## The problem
How many lines in this data contain the string "können"? Reply with the number only.

## Given records
******

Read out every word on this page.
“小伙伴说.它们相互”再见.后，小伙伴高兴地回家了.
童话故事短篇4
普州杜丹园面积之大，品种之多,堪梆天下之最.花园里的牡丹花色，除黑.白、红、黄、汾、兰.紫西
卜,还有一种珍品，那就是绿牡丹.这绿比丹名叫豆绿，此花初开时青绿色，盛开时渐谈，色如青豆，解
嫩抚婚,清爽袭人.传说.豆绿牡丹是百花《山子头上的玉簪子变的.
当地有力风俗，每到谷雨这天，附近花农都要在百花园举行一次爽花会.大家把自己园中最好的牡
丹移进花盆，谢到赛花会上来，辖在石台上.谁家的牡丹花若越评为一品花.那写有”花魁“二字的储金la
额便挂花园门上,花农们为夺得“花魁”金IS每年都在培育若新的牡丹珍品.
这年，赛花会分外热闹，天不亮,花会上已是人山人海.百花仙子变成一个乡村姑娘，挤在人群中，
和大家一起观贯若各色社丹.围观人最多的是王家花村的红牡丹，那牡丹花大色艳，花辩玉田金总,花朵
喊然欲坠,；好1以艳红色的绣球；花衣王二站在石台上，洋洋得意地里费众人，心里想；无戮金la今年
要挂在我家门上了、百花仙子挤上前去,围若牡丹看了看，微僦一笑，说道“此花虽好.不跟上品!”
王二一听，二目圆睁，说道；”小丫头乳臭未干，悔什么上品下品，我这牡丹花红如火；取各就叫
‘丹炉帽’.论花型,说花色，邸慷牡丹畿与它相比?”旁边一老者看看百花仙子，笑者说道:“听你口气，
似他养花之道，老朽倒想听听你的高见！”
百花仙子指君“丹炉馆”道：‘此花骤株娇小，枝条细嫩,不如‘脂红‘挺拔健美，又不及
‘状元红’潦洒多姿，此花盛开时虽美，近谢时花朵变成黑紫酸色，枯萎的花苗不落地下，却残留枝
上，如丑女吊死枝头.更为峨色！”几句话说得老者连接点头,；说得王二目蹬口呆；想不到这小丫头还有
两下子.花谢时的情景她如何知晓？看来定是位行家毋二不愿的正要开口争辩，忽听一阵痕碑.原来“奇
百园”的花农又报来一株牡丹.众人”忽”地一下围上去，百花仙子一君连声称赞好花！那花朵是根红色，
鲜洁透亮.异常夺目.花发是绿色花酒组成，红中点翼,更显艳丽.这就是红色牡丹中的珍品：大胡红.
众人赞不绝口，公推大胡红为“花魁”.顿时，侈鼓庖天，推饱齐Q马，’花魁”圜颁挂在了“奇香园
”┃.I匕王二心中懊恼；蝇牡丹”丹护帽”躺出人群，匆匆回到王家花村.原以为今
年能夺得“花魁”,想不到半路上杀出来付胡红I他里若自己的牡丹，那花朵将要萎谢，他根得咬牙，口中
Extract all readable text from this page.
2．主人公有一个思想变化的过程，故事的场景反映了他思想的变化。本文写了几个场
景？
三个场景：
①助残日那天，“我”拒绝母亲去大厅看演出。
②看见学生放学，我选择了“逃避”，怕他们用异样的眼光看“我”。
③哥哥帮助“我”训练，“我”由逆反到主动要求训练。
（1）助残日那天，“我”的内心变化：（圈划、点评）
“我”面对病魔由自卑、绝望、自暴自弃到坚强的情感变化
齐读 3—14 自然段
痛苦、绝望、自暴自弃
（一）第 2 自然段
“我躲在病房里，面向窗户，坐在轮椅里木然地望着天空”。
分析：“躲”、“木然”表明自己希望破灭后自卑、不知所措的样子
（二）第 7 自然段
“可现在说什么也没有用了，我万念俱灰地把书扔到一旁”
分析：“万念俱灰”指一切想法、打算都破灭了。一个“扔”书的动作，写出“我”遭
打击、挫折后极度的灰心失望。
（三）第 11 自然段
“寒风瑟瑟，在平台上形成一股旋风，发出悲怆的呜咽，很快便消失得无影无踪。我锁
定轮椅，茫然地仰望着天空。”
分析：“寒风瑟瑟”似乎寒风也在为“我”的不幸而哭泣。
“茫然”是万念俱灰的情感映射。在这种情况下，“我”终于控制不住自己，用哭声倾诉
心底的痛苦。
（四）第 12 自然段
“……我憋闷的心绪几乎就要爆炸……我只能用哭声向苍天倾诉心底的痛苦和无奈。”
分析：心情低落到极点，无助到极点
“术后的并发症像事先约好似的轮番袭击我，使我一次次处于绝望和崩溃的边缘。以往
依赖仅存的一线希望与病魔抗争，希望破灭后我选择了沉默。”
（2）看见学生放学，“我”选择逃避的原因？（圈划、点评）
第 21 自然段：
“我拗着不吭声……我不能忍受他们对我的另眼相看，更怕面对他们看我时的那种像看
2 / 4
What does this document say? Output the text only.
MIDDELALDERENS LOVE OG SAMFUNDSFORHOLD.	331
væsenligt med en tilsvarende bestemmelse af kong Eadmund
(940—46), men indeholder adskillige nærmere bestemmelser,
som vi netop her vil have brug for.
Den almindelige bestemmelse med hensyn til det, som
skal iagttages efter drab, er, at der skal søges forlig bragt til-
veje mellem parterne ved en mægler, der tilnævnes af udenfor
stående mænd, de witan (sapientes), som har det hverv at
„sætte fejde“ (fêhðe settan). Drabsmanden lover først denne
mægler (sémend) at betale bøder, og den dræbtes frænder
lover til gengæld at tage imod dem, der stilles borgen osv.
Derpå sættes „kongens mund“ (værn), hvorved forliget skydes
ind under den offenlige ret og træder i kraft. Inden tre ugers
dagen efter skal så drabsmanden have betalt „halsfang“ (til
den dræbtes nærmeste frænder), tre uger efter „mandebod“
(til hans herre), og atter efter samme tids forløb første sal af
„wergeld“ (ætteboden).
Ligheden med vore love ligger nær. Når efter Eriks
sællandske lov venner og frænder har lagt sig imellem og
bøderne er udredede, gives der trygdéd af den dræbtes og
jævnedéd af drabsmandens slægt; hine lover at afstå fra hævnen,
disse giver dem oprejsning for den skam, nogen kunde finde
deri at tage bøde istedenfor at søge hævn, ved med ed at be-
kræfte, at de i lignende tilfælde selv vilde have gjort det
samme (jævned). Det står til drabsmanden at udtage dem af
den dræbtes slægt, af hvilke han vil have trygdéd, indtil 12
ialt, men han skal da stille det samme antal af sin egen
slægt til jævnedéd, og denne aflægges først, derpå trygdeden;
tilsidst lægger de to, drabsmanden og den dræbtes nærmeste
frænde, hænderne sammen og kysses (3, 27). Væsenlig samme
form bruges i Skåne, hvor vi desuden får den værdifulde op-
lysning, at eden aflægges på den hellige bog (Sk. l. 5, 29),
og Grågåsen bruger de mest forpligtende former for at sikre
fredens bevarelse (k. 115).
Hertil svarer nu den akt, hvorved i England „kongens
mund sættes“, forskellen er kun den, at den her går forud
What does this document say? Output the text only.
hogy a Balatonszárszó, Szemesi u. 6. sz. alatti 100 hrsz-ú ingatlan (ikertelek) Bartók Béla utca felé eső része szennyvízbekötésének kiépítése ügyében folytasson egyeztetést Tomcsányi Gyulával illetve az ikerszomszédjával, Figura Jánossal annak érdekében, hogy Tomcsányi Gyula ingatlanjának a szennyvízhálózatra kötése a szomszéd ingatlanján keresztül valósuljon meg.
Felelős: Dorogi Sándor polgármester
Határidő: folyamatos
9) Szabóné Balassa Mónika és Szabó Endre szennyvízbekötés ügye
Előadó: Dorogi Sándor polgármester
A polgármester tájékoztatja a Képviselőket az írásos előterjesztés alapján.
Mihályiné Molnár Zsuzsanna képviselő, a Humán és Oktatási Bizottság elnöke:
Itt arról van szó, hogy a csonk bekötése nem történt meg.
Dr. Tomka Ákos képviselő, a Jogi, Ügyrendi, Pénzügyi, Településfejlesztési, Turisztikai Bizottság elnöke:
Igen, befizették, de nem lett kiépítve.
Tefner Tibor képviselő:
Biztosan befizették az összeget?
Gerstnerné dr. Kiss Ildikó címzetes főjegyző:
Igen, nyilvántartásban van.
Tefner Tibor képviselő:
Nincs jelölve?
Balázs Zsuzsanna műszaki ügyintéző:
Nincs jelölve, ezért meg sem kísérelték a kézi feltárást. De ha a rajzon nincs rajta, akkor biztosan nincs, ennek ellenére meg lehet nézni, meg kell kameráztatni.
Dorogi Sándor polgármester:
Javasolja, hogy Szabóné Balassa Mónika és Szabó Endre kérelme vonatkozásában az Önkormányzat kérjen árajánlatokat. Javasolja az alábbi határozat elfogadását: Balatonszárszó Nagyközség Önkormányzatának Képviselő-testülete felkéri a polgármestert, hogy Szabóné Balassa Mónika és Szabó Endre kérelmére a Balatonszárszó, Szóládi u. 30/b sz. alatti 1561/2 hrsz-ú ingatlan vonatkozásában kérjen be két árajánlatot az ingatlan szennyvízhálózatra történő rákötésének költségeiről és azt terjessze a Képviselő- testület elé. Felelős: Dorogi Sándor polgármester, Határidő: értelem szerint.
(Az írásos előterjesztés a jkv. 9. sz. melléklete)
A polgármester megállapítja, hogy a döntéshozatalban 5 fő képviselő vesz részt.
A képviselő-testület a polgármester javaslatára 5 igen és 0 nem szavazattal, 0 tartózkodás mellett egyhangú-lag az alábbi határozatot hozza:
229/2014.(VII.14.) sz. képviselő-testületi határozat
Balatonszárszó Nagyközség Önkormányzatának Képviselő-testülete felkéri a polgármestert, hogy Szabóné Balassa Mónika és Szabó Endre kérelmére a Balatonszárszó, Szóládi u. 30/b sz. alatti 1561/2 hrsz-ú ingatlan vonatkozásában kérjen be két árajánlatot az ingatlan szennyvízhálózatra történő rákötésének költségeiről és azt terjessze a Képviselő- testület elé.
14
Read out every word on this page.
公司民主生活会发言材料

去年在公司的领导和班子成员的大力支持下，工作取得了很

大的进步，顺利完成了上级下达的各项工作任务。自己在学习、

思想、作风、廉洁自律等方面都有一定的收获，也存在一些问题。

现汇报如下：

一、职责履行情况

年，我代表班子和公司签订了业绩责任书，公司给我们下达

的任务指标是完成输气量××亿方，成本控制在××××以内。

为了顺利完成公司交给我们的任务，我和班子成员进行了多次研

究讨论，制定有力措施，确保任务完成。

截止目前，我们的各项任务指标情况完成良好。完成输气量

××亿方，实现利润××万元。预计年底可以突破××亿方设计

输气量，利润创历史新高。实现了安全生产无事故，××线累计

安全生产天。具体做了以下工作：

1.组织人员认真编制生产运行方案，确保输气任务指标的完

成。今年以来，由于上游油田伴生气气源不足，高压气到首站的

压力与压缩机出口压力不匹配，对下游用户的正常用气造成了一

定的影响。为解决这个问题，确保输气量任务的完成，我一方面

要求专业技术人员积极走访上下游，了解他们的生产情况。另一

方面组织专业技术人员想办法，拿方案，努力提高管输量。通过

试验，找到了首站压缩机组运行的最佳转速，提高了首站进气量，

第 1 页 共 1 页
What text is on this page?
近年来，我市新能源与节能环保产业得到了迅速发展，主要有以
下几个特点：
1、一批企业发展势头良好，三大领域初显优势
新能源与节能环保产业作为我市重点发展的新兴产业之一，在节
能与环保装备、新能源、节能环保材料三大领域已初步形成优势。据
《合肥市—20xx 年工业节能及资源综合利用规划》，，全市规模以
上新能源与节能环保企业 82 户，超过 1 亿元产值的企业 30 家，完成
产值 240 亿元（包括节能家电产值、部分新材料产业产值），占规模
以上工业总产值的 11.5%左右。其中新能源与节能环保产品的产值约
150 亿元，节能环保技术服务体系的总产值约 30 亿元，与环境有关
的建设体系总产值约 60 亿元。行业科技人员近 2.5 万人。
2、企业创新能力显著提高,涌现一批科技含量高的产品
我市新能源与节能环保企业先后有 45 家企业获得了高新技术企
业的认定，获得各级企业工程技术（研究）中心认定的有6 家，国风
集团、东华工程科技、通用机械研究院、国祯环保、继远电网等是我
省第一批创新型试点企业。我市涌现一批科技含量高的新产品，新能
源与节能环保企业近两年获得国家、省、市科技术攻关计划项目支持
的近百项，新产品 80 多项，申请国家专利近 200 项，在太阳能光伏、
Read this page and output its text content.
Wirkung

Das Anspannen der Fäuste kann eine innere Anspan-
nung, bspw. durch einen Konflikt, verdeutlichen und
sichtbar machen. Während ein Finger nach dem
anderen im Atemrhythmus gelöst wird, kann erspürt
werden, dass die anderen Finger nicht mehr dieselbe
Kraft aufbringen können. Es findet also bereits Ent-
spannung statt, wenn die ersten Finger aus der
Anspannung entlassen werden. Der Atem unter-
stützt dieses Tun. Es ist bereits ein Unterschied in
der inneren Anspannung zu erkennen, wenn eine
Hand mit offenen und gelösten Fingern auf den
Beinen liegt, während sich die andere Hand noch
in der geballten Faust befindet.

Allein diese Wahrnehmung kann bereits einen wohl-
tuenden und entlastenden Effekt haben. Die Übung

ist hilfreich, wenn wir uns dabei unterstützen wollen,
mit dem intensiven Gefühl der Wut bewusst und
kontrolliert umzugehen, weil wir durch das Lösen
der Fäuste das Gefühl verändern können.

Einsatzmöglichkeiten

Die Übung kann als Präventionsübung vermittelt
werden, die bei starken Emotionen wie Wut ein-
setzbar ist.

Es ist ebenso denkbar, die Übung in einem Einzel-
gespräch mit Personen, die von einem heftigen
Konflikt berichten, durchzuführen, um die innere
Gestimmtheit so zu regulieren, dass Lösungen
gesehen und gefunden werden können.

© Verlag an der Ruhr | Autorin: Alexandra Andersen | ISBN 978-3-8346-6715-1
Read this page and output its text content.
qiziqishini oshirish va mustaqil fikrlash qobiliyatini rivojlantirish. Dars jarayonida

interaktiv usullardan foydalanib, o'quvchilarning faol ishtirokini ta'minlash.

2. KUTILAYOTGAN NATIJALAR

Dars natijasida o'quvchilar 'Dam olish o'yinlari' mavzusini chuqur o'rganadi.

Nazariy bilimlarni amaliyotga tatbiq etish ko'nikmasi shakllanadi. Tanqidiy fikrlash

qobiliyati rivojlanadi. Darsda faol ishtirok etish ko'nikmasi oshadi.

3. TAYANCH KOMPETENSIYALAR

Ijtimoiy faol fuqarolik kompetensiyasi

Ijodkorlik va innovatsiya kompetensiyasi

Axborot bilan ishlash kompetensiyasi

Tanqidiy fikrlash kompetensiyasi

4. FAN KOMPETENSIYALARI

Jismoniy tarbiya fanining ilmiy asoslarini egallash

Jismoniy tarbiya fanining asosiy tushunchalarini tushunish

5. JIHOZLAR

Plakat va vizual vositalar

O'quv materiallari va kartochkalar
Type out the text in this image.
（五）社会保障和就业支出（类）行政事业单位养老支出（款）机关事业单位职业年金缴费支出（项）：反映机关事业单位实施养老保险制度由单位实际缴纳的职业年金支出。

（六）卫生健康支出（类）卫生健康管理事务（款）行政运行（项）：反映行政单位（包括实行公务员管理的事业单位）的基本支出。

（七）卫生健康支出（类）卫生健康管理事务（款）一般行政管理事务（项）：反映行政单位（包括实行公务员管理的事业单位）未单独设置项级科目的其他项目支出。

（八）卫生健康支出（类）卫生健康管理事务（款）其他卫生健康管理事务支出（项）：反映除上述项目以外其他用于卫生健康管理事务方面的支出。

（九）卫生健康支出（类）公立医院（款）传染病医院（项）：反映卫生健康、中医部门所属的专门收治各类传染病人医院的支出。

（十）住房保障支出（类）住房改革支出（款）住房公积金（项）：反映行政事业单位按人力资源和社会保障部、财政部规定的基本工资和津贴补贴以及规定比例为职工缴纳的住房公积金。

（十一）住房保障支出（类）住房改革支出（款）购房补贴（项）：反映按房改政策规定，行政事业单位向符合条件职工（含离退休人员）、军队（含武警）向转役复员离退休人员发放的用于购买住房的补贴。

******

## Task result
3